++++ Input ++++

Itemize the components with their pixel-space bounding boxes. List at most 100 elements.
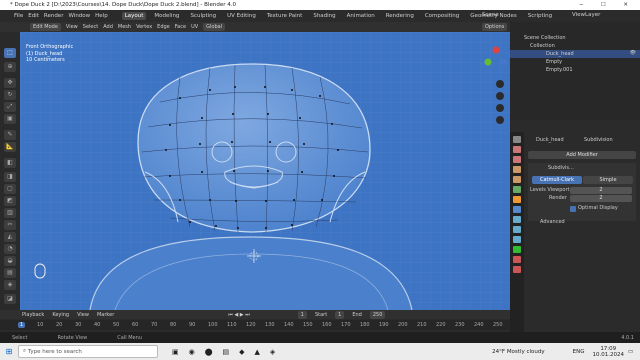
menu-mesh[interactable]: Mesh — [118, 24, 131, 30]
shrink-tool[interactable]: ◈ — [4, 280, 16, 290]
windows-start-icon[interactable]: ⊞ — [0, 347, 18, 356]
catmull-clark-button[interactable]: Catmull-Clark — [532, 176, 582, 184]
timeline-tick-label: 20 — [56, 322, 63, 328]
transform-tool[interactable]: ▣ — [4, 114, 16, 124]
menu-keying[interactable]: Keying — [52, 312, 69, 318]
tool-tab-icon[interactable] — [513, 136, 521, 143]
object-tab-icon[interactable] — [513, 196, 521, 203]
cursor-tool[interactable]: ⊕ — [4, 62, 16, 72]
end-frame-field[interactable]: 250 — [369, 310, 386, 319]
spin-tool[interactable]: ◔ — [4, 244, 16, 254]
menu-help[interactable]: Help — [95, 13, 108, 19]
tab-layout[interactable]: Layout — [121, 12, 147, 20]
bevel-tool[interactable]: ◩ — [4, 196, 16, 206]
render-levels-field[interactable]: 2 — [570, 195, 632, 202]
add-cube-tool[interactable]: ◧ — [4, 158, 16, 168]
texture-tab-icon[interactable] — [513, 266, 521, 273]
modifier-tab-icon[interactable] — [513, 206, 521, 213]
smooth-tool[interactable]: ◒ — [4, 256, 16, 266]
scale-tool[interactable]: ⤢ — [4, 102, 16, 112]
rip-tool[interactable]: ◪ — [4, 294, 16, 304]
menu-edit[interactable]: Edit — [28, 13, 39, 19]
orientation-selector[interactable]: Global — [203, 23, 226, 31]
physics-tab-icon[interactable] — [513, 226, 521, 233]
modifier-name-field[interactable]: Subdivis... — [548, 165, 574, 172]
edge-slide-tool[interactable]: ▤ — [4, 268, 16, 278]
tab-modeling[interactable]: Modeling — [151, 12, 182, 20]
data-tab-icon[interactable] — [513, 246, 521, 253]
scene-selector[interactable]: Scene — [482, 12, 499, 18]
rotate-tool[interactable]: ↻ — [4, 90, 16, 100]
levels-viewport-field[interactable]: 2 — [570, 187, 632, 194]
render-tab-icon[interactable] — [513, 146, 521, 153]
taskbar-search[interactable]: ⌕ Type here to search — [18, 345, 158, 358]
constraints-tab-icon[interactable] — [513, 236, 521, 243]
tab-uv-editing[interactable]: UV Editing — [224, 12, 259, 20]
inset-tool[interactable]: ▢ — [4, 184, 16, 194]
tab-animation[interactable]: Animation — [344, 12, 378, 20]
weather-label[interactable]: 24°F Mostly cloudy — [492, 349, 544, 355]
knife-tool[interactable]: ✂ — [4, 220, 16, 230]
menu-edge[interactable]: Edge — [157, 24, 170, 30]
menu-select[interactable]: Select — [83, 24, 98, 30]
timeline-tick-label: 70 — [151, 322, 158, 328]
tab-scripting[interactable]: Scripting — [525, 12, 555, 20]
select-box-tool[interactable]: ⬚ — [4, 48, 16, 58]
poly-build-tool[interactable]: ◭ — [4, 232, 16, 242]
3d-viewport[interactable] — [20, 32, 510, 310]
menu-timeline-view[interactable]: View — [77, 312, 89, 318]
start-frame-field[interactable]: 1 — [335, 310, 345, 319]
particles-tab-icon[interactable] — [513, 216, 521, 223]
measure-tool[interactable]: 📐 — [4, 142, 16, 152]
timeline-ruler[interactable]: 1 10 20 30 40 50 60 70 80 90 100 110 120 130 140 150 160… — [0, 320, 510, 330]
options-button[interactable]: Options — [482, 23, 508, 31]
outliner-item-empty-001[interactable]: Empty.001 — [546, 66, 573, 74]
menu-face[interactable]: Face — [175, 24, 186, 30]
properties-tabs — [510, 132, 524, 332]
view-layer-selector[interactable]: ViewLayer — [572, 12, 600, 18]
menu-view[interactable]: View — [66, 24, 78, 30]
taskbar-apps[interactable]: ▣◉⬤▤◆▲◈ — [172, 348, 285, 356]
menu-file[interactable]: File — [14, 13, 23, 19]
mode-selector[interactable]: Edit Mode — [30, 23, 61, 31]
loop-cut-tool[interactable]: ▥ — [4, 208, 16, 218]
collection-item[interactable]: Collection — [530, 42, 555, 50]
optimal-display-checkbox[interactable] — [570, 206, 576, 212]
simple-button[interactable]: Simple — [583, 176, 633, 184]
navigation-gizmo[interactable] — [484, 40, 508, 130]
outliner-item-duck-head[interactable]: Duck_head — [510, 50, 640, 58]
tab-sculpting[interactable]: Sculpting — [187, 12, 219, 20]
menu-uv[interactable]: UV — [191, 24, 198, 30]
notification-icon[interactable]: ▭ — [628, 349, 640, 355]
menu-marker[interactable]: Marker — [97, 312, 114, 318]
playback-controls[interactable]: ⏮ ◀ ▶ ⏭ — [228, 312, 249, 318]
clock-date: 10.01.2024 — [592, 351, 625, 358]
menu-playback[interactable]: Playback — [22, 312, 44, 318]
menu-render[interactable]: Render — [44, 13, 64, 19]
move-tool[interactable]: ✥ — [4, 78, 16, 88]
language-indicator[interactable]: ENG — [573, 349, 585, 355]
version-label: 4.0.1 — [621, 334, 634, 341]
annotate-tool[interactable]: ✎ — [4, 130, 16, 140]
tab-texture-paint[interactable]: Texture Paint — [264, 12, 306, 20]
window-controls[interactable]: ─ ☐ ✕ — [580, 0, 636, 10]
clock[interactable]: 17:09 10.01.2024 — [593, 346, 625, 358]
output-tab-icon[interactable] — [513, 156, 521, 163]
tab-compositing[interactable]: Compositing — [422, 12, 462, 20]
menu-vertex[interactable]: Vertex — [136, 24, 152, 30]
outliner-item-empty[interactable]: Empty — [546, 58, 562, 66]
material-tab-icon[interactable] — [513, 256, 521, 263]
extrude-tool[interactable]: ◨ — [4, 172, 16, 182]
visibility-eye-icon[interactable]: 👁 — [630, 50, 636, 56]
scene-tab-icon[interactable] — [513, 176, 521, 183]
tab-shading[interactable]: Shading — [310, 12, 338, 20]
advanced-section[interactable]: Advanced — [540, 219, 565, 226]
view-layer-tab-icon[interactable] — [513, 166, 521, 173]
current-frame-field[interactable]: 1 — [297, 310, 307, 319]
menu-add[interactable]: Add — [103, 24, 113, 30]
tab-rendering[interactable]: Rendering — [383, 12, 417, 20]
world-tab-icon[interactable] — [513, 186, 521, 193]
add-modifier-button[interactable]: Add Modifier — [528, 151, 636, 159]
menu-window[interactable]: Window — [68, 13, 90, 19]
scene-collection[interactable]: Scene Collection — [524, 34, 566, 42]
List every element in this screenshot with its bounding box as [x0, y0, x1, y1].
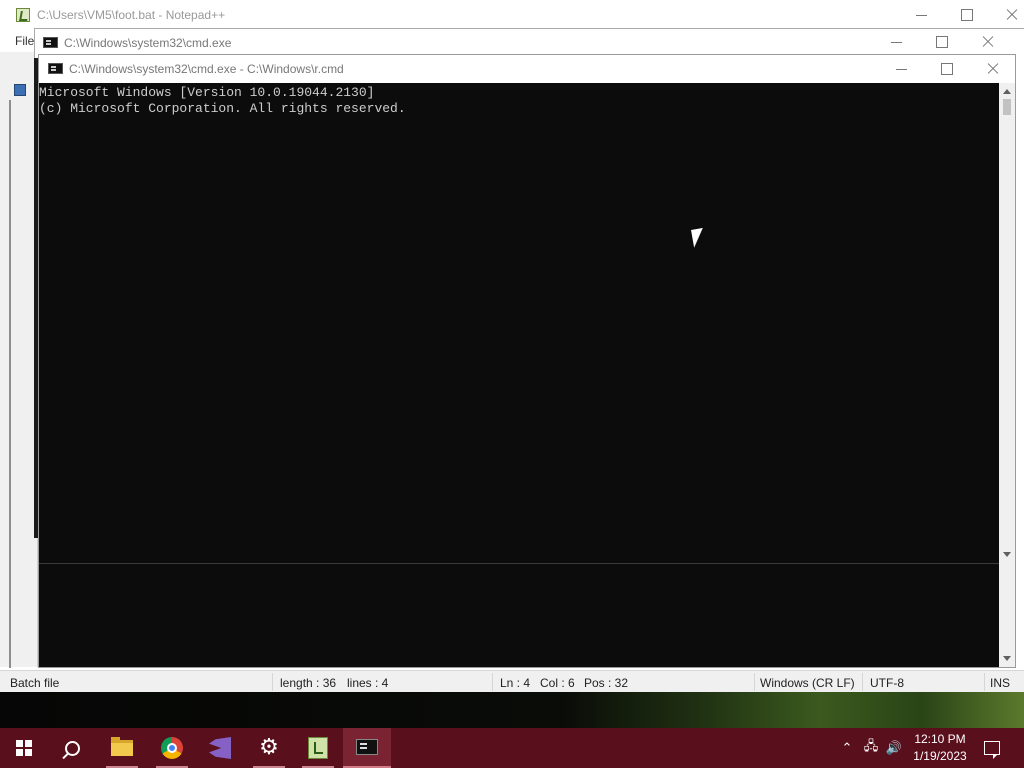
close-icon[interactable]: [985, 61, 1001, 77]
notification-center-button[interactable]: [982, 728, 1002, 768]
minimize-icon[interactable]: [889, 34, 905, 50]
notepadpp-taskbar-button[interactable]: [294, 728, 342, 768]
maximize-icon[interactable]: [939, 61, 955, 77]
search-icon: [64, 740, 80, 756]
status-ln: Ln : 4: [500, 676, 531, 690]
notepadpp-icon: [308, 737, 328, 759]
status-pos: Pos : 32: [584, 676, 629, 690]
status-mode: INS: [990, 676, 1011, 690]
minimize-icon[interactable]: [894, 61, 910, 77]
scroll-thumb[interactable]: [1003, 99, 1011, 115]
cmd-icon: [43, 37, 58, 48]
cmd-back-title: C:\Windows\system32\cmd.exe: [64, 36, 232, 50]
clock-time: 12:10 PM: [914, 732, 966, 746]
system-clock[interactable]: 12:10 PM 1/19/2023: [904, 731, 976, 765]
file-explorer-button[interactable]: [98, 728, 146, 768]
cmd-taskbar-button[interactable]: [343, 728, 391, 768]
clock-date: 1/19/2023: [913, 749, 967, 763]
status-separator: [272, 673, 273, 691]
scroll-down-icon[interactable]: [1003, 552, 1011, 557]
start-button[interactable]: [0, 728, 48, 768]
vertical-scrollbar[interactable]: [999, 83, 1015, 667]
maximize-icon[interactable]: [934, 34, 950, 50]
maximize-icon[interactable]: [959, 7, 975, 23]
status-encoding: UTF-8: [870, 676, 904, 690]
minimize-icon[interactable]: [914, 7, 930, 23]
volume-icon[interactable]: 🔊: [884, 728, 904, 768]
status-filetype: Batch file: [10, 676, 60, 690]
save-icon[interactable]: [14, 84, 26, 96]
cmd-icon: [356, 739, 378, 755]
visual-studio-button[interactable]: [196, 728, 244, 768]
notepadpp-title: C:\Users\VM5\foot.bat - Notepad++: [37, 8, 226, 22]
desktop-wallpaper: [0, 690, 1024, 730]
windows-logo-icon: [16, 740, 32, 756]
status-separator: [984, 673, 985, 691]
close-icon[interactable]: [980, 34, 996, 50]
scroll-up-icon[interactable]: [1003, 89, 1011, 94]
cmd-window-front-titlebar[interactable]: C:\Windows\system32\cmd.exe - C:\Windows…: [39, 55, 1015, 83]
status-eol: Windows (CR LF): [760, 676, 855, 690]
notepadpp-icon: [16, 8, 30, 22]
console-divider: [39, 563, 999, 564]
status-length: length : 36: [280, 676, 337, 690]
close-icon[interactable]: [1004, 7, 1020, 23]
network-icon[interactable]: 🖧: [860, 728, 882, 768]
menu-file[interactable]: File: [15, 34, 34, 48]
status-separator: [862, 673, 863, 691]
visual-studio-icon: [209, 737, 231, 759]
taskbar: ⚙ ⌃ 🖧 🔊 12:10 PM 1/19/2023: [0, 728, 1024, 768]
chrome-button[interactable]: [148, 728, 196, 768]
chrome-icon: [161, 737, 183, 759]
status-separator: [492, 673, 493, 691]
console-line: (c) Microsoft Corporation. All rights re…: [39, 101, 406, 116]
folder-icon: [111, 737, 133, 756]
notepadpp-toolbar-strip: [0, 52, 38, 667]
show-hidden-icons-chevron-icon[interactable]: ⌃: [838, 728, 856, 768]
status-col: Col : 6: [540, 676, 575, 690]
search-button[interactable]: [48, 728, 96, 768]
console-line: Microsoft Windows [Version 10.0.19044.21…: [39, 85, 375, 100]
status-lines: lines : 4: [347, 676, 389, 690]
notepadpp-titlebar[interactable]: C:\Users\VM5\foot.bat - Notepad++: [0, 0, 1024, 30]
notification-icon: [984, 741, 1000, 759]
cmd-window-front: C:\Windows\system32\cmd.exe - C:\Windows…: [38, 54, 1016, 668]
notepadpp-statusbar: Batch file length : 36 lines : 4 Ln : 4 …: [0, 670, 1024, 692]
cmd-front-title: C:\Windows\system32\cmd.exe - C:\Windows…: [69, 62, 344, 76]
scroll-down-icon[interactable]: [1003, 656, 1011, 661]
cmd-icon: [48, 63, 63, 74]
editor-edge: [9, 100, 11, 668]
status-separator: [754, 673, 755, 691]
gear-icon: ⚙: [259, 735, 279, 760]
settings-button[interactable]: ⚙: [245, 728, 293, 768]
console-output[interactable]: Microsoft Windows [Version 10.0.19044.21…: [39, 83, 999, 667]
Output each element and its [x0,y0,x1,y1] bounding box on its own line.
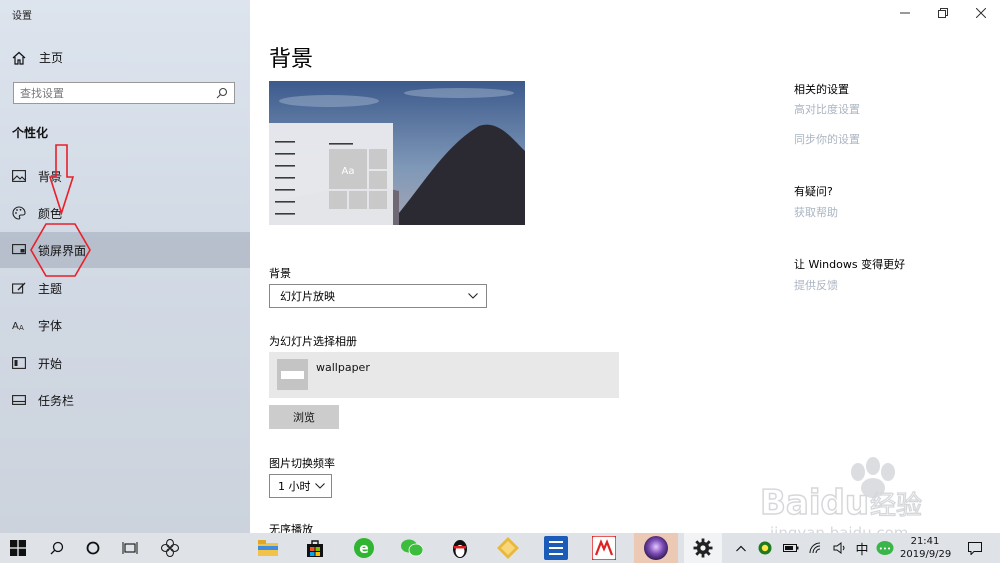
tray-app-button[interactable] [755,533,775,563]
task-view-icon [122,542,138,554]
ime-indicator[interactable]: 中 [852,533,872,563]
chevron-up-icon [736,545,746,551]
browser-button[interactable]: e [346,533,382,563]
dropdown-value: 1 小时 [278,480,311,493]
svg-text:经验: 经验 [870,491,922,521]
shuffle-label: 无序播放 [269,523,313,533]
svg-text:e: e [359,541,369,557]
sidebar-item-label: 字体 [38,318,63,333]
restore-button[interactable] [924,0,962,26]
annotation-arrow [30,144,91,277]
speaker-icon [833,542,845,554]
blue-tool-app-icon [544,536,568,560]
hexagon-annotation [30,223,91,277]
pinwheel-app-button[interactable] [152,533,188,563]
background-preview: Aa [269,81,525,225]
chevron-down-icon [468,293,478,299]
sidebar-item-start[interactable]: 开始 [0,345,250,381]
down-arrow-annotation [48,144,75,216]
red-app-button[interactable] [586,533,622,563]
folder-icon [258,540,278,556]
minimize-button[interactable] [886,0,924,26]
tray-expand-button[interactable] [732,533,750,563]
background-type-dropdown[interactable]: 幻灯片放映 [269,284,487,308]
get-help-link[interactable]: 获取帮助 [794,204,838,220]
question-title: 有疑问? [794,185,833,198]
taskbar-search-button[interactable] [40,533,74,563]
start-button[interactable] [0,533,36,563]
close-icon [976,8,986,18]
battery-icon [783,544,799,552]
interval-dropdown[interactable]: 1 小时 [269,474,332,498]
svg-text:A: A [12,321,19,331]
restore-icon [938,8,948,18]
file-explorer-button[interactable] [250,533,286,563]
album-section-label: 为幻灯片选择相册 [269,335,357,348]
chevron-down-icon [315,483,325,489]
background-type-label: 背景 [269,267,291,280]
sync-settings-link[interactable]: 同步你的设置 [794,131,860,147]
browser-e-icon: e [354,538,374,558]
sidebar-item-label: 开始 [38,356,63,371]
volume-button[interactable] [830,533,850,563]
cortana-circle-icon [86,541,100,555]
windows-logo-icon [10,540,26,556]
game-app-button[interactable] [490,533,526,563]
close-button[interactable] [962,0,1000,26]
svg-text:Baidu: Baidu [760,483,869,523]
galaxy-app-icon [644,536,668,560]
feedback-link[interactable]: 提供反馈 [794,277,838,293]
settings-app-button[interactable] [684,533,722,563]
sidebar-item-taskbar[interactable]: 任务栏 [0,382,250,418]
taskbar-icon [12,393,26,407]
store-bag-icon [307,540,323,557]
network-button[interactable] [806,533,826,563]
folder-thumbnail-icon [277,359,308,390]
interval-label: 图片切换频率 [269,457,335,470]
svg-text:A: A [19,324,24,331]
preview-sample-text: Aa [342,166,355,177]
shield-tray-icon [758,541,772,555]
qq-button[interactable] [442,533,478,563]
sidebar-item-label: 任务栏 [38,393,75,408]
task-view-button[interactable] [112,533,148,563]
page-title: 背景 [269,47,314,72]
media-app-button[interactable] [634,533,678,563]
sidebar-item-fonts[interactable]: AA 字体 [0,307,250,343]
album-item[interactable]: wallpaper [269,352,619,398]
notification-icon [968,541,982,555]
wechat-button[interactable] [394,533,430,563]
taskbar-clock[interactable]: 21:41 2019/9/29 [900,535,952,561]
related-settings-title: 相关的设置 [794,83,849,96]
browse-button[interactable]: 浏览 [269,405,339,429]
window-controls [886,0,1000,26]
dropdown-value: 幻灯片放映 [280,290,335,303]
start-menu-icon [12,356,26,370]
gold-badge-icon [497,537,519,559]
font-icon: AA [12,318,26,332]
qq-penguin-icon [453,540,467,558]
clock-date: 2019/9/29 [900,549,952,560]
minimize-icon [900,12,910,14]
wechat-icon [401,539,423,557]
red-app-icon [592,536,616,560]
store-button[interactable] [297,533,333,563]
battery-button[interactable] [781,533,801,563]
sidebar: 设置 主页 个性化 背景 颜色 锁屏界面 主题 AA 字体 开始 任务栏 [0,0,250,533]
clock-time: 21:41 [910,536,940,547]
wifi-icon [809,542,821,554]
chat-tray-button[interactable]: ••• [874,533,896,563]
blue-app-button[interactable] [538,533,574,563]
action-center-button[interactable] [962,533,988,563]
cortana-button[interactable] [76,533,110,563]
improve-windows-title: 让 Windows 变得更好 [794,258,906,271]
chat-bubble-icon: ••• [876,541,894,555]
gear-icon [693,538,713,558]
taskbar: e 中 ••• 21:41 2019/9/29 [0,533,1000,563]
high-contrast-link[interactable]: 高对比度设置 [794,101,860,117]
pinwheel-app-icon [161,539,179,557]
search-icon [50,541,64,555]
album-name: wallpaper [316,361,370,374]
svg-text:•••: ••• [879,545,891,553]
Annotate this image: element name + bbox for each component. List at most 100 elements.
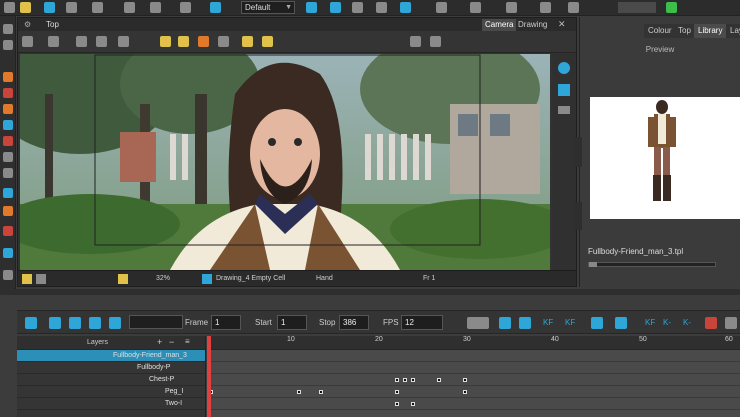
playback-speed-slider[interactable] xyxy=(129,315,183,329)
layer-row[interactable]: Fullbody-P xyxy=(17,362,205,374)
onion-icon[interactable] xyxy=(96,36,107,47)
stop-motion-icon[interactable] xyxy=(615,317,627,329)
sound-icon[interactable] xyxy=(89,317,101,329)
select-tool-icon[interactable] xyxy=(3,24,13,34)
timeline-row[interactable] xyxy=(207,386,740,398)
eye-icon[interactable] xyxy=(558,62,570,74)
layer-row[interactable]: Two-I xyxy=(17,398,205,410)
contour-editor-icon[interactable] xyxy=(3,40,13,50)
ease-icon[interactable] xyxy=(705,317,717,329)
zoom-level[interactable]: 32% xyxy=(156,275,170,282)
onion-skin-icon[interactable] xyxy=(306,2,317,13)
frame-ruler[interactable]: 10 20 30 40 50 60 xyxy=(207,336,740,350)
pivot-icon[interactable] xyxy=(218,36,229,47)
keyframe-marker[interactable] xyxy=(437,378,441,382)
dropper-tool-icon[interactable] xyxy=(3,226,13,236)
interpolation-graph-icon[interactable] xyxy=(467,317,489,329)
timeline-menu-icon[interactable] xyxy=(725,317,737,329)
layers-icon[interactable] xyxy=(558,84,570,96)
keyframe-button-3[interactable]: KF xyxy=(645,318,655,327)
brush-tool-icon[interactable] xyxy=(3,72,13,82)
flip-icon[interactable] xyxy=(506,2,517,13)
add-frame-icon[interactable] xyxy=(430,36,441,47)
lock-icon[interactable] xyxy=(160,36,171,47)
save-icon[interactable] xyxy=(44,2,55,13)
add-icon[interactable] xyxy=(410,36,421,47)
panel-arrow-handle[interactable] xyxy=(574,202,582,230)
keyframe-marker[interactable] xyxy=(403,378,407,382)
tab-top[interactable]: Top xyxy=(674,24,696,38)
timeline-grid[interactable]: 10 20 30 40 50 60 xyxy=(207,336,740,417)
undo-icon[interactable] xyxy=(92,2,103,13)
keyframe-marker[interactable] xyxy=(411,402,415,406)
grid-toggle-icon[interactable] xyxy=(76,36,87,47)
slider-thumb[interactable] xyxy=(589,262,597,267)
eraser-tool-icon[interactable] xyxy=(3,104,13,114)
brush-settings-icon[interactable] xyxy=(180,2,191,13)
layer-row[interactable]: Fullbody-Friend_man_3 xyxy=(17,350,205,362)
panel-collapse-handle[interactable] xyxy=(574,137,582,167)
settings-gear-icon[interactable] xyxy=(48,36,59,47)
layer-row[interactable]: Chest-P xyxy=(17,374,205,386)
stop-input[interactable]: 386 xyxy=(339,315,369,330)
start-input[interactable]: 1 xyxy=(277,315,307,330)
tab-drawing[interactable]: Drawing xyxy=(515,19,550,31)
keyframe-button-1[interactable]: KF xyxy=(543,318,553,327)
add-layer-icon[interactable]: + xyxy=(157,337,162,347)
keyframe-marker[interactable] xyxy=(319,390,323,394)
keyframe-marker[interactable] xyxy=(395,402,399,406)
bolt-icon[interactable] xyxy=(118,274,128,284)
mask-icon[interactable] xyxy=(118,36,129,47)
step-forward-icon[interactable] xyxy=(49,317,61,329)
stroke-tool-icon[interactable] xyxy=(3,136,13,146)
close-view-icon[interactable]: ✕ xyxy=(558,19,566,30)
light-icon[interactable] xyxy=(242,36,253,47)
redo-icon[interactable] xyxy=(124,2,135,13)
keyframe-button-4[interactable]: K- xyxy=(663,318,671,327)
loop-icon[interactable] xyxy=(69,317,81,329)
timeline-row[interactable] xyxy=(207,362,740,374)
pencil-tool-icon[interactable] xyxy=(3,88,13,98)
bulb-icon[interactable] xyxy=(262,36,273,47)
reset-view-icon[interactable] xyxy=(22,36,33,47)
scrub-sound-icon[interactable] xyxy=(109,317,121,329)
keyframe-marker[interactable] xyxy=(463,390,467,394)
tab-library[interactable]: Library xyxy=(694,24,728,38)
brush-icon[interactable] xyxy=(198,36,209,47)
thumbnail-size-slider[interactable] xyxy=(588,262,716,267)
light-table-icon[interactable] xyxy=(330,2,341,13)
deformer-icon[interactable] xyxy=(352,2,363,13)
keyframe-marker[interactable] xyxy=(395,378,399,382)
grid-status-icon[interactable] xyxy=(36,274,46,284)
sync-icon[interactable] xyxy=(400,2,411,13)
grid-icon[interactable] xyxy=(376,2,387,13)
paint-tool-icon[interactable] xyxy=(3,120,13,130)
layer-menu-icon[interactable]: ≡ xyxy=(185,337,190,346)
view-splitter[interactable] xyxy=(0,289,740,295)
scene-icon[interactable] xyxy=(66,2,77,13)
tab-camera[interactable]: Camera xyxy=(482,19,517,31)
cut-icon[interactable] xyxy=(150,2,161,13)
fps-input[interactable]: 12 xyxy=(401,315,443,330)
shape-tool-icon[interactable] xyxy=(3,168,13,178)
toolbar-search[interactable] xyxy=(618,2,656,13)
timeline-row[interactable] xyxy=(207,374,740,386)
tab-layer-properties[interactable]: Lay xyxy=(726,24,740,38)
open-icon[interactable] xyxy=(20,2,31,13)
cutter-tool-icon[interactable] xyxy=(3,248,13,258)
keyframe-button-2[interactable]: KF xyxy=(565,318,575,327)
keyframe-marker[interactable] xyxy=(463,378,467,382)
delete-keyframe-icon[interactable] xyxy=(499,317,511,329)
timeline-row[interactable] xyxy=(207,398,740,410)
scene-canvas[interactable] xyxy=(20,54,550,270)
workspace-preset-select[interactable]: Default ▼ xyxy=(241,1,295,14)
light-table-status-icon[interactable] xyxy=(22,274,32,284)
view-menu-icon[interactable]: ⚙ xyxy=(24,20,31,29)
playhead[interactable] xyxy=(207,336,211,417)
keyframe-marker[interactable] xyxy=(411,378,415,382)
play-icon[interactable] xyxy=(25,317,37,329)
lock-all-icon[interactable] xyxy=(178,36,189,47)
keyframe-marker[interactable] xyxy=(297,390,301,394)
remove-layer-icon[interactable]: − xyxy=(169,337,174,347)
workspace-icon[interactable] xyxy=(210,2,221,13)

++++

Copy out the lines from the one with "tray-app-button[interactable] [755,533,775,563]" up to and including the one with "pinwheel-app-button[interactable] [152,533,188,563]", unchanged.

tray-app-button[interactable] [755,533,775,563]
task-view-icon [122,542,138,554]
ime-indicator[interactable]: 中 [852,533,872,563]
chevron-up-icon [736,545,746,551]
browser-button[interactable]: e [346,533,382,563]
dropdown-value: 1 小时 [278,480,311,493]
svg-text:经验: 经验 [870,491,922,521]
shuffle-label: 无序播放 [269,523,313,533]
svg-text:e: e [359,541,369,557]
sidebar-item-label: 字体 [38,318,63,333]
restore-button[interactable] [924,0,962,26]
annotation-arrow [30,144,91,277]
speaker-icon [833,542,845,554]
blue-tool-app-icon [544,536,568,560]
hexagon-annotation [30,223,91,277]
pinwheel-app-button[interactable] [152,533,188,563]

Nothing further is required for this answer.